Keep only the lines that hold the string "ZONE", filtering out the rest of the entries below.

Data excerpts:
◆ ◆ ◆

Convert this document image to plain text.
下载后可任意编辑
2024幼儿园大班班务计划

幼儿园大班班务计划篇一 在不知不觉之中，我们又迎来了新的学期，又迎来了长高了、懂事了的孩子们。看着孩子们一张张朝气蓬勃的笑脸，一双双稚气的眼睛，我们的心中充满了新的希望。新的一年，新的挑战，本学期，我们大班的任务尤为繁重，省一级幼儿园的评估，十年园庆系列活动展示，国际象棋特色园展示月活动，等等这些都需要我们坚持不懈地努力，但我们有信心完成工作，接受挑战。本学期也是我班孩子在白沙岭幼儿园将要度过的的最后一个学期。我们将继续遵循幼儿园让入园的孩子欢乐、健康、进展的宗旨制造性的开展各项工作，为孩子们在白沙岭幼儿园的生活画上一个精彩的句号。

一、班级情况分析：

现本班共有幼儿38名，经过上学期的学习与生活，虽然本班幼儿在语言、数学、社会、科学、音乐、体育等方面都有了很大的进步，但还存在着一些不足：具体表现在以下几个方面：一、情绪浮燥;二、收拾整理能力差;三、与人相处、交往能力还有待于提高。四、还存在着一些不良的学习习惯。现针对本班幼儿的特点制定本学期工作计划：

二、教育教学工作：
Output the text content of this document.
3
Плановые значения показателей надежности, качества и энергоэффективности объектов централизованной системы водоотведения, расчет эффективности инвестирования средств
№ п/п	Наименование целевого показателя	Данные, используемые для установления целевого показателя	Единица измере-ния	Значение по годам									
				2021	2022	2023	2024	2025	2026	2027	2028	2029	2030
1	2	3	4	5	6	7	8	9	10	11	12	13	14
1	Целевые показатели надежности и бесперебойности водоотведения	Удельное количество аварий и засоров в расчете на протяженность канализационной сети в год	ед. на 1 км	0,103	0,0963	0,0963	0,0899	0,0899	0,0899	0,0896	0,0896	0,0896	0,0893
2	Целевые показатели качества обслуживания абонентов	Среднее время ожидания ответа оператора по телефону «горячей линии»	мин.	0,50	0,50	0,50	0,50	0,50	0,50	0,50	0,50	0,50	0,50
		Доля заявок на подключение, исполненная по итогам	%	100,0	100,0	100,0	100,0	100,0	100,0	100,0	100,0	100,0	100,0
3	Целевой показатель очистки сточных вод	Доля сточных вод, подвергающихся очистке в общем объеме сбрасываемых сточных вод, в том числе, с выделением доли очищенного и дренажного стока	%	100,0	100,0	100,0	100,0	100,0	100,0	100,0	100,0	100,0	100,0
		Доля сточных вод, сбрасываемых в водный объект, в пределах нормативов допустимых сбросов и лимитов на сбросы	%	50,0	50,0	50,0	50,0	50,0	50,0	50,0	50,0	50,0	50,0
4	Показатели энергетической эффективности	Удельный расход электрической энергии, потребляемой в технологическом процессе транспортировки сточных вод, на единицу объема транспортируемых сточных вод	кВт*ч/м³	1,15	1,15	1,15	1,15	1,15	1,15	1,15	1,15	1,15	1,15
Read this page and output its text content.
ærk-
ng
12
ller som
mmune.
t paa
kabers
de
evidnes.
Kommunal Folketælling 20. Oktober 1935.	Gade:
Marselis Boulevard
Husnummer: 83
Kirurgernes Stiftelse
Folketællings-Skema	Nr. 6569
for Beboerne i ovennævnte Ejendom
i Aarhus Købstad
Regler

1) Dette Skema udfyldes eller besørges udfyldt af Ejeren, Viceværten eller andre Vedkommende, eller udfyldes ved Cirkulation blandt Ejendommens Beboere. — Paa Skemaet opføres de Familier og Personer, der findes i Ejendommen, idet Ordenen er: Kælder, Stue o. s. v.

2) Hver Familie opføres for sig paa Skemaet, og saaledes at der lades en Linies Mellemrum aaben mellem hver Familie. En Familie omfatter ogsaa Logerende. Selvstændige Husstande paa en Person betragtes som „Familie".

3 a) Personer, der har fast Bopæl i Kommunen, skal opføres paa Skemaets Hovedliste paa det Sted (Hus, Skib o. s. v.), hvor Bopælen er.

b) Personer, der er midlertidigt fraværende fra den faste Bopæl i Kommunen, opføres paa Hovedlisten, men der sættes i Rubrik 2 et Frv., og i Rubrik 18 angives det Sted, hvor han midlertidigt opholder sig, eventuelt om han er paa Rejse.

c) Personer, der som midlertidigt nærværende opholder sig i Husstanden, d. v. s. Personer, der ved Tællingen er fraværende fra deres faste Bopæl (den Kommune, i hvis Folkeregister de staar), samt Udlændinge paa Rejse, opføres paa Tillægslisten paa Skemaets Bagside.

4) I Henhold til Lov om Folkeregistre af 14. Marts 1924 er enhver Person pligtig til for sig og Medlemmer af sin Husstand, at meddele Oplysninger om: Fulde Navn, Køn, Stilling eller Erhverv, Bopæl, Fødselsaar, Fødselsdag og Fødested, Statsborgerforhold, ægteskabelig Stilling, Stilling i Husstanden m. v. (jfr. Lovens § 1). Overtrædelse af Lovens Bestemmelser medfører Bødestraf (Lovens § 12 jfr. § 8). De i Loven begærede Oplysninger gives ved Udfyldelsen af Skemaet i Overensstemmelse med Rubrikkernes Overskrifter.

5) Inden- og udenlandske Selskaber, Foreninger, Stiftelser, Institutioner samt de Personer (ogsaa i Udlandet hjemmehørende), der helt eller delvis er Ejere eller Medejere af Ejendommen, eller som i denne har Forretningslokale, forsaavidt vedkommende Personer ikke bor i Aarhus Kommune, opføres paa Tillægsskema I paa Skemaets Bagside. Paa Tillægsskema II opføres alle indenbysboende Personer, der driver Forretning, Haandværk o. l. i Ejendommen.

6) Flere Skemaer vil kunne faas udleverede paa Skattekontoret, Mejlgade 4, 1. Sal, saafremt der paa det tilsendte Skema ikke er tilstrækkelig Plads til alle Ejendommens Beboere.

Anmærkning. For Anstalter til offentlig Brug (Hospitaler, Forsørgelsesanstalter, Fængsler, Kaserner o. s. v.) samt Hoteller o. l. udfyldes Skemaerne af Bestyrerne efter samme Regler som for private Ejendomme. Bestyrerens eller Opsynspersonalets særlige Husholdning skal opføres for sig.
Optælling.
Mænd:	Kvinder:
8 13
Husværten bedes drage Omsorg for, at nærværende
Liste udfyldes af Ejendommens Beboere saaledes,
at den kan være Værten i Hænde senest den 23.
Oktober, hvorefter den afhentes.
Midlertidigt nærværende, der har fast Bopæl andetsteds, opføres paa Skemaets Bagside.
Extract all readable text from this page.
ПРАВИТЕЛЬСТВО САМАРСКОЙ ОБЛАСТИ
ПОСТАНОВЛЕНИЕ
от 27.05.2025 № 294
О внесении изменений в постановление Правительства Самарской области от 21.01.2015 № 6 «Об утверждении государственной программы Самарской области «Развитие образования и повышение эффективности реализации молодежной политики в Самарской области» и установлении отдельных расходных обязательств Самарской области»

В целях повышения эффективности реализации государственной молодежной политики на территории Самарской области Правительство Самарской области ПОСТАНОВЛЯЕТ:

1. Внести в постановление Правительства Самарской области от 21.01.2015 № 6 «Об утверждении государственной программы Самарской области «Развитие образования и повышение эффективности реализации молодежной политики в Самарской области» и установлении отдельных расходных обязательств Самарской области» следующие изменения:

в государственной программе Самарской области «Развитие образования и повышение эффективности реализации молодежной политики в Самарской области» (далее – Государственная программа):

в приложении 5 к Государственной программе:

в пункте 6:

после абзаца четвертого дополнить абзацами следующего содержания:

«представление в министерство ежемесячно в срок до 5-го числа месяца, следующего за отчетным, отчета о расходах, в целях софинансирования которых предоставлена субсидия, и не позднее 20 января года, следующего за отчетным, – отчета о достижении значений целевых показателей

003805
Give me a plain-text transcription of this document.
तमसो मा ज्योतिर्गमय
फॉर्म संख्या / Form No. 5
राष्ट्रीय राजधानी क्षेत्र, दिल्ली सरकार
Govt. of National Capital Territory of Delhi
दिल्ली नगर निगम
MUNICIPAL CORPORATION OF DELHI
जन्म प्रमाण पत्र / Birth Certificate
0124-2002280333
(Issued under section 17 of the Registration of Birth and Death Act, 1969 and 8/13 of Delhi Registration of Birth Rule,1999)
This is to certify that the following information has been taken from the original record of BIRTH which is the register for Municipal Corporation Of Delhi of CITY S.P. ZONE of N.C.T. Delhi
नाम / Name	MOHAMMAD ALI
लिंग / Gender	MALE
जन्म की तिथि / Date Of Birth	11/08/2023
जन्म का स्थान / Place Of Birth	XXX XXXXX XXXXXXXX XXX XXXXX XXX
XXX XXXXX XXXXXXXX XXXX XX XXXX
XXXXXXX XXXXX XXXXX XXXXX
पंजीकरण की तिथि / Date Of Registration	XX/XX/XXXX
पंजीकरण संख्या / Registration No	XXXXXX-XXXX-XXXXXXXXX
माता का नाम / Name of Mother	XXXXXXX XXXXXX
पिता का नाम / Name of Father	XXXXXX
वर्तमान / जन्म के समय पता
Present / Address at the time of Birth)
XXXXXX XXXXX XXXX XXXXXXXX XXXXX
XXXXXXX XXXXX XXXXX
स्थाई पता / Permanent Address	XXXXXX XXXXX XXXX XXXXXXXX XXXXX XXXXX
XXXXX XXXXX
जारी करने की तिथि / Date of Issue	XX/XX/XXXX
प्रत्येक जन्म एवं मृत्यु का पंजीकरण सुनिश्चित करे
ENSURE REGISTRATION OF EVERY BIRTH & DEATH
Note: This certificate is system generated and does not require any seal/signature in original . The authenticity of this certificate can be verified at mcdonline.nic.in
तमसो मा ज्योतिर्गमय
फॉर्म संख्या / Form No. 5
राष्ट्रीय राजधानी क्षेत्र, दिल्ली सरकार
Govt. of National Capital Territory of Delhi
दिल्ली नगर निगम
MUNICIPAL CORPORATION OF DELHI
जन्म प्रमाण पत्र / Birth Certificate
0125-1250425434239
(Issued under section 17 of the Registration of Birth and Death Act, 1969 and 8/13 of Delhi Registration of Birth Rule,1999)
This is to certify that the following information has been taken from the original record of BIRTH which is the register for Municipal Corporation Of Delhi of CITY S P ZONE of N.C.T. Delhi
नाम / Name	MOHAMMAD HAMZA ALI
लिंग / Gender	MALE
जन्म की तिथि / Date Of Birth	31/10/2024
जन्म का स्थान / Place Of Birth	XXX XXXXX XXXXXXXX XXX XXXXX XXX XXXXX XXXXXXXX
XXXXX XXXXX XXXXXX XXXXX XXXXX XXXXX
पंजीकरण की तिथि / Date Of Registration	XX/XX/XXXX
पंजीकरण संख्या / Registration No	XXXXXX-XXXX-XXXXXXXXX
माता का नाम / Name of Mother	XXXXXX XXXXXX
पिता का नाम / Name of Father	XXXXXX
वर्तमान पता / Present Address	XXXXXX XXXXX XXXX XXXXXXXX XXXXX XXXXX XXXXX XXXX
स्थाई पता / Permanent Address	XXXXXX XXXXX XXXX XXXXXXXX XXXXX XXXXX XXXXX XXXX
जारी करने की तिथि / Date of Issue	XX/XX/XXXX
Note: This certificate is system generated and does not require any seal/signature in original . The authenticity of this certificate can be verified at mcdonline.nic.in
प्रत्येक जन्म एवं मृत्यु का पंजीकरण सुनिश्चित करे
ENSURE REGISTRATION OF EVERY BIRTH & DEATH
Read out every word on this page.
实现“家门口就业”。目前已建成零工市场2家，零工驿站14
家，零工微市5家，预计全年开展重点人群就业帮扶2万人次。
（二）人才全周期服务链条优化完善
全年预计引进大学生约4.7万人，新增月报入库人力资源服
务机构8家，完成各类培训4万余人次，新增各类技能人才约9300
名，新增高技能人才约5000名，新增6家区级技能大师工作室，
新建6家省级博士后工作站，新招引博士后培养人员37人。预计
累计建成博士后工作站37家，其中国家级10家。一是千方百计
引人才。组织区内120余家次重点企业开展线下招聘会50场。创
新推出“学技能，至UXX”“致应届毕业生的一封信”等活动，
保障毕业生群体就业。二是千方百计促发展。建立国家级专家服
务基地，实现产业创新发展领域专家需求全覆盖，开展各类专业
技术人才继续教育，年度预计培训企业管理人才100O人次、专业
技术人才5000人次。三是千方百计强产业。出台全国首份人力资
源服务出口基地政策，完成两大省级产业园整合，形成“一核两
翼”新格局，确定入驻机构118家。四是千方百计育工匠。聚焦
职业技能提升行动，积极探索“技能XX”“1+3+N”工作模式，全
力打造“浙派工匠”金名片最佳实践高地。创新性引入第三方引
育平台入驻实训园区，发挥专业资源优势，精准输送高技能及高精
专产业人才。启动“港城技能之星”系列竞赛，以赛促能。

◆ ◆ ◆

**ANSWER TO THIS EXERCISE:**
This is to certify that the following information has been taken from the original record of BIRTH which is the register for Municipal Corporation Of Delhi of CITY S.P. ZONE of N.C.T. Delhi
This is to certify that the following information has been taken from the original record of BIRTH which is the register for Municipal Corporation Of Delhi of CITY S P ZONE of N.C.T. Delhi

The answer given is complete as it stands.